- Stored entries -
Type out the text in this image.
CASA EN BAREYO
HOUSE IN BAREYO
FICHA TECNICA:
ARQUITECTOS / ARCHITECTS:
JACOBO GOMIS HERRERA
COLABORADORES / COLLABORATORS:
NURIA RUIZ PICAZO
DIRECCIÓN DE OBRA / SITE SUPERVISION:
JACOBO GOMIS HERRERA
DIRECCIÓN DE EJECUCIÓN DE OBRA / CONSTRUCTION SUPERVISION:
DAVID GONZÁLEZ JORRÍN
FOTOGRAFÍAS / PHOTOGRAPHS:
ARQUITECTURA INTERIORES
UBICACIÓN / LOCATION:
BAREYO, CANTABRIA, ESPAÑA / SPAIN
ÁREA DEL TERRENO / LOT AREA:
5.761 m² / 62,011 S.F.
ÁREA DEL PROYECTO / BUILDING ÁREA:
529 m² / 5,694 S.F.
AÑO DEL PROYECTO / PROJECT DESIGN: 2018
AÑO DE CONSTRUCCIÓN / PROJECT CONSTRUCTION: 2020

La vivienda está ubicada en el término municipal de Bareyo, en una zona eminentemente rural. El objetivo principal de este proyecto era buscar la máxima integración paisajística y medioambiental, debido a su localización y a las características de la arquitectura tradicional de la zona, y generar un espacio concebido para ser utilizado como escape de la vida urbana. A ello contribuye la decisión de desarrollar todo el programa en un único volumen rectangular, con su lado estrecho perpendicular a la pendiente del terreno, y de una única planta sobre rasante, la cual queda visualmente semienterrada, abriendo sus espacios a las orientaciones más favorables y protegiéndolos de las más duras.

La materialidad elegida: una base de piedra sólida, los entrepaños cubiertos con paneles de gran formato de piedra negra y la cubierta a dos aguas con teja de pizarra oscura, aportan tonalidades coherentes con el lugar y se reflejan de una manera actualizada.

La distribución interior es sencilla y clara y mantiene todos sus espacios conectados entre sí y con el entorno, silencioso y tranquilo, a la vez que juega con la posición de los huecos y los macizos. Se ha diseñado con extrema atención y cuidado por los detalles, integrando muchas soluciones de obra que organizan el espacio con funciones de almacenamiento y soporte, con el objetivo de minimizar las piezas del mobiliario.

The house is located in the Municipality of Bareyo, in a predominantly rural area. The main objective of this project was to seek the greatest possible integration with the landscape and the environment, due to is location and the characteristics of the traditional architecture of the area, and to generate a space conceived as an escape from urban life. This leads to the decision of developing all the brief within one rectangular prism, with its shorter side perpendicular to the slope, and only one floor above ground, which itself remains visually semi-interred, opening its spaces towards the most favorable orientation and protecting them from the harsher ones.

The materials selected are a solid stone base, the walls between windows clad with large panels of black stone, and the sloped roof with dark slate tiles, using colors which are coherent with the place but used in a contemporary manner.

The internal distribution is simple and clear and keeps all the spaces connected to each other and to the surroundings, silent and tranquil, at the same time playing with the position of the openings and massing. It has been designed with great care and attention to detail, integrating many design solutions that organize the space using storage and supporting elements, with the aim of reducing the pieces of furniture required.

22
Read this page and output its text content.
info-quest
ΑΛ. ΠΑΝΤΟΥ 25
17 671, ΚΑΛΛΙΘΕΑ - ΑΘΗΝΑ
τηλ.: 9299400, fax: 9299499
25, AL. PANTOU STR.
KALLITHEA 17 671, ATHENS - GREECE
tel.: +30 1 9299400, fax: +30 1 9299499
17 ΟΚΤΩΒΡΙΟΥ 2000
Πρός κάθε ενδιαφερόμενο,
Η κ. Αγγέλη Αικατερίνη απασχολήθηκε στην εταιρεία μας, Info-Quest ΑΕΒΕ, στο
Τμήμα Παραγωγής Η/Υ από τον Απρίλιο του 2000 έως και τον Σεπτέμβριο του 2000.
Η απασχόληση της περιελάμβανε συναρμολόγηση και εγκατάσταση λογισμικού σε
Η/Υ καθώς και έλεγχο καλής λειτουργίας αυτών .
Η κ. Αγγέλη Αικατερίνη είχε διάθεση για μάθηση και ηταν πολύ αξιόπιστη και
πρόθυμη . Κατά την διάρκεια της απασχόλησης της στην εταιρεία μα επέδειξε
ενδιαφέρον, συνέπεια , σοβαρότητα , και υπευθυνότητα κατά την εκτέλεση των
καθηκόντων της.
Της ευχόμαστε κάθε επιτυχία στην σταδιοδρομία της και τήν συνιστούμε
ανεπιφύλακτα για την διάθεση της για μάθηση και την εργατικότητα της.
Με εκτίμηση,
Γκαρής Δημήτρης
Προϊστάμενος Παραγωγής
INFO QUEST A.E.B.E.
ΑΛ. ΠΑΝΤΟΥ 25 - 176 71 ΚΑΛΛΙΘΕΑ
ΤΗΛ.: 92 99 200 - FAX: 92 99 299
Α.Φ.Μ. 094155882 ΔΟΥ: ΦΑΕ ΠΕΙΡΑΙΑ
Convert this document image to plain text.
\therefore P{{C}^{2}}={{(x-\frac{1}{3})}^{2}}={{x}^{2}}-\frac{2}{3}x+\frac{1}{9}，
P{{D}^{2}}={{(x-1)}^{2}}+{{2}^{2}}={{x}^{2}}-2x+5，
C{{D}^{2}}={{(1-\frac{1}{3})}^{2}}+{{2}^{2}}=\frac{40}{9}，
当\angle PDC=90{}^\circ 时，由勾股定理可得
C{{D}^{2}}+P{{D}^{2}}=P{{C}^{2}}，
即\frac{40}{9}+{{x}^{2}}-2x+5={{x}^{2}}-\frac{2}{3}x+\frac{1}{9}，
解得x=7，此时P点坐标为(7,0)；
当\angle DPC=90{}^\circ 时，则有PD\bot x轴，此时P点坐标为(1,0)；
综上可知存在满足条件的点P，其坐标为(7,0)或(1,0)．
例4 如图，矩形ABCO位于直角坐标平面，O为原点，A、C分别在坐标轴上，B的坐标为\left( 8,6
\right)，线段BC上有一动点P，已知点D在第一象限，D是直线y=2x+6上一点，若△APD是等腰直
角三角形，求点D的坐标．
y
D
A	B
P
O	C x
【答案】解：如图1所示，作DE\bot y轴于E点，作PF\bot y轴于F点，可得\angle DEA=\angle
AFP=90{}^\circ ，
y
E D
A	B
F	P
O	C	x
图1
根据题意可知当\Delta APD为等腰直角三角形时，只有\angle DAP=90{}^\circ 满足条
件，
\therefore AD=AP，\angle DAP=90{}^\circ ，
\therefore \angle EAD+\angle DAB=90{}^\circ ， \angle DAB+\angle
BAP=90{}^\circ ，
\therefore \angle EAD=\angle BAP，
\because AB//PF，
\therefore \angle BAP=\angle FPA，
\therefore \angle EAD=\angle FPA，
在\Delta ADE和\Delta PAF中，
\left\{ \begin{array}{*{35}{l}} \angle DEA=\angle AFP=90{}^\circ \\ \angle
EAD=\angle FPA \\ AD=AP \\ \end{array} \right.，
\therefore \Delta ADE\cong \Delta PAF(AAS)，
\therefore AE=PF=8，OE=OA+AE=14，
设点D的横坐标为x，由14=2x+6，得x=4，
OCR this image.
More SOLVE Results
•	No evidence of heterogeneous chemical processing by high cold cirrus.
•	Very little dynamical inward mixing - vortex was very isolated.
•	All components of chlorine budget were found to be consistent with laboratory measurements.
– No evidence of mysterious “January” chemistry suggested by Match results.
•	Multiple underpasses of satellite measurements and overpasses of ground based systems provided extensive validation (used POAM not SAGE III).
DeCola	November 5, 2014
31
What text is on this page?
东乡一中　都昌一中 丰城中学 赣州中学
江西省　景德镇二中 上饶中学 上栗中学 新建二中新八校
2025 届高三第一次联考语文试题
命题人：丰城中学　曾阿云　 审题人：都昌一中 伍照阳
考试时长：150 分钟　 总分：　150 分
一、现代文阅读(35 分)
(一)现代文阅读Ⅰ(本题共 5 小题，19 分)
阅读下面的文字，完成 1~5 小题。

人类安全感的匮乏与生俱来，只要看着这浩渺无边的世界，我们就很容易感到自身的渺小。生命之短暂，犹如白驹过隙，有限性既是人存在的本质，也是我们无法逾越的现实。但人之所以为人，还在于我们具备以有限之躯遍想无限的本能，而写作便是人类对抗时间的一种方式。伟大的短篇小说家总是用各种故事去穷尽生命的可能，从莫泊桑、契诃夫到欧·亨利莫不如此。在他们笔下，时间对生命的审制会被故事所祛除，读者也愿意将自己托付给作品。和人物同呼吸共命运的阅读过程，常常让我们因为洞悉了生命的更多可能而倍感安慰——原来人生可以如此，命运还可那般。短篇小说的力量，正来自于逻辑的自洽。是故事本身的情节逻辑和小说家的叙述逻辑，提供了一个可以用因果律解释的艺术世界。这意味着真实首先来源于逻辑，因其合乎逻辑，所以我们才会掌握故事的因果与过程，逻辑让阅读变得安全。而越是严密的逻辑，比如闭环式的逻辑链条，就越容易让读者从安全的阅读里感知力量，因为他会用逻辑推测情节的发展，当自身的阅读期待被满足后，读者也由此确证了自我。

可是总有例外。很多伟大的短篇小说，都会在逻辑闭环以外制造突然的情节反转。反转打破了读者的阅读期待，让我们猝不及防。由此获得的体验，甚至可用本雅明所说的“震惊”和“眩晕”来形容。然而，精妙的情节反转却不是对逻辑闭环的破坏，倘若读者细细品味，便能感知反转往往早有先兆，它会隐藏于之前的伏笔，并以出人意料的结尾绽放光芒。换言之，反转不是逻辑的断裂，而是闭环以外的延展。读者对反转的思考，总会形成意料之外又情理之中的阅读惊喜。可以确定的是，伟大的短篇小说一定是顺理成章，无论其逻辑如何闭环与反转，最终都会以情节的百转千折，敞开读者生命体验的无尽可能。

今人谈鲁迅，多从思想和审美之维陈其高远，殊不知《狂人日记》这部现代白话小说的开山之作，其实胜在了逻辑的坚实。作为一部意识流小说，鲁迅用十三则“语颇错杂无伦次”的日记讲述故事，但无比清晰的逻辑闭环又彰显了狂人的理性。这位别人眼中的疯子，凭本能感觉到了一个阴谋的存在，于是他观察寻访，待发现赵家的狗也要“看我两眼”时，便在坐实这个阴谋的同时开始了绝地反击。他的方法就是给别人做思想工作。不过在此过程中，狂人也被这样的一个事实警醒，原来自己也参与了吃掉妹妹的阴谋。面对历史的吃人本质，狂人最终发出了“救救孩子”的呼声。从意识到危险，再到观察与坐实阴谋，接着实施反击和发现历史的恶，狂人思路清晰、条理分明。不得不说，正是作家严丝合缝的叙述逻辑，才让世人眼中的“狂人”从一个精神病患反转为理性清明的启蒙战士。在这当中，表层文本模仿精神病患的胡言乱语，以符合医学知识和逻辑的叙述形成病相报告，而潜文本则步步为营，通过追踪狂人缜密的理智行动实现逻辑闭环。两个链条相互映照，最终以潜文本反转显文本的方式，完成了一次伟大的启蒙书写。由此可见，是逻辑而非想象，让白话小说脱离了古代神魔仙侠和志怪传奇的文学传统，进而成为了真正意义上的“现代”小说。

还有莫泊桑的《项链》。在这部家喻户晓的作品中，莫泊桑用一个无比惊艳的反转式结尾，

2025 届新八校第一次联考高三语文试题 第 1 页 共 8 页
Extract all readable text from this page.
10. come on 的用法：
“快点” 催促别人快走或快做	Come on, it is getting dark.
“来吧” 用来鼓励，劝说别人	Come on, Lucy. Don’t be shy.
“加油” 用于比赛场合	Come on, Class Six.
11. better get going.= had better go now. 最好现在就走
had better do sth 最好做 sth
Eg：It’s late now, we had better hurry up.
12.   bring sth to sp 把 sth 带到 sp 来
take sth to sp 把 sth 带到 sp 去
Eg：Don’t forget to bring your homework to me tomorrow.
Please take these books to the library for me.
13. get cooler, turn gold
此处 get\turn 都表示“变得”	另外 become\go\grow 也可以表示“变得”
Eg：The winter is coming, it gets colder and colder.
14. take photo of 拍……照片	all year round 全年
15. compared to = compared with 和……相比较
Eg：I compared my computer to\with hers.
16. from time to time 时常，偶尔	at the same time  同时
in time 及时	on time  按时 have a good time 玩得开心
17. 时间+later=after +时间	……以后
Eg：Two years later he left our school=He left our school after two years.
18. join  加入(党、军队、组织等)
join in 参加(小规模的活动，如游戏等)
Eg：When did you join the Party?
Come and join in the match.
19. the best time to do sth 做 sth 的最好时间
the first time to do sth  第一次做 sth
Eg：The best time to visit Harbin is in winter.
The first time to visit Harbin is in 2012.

- DIRECTIONS FOR THIS TASK -
Locate the lines above that hold the word "CONSTRUCTION". Show every one of them.

- RESULT OF THE TASK -
DIRECCIÓN DE EJECUCIÓN DE OBRA / CONSTRUCTION SUPERVISION:
AÑO DE CONSTRUCCIÓN / PROJECT CONSTRUCTION: 2020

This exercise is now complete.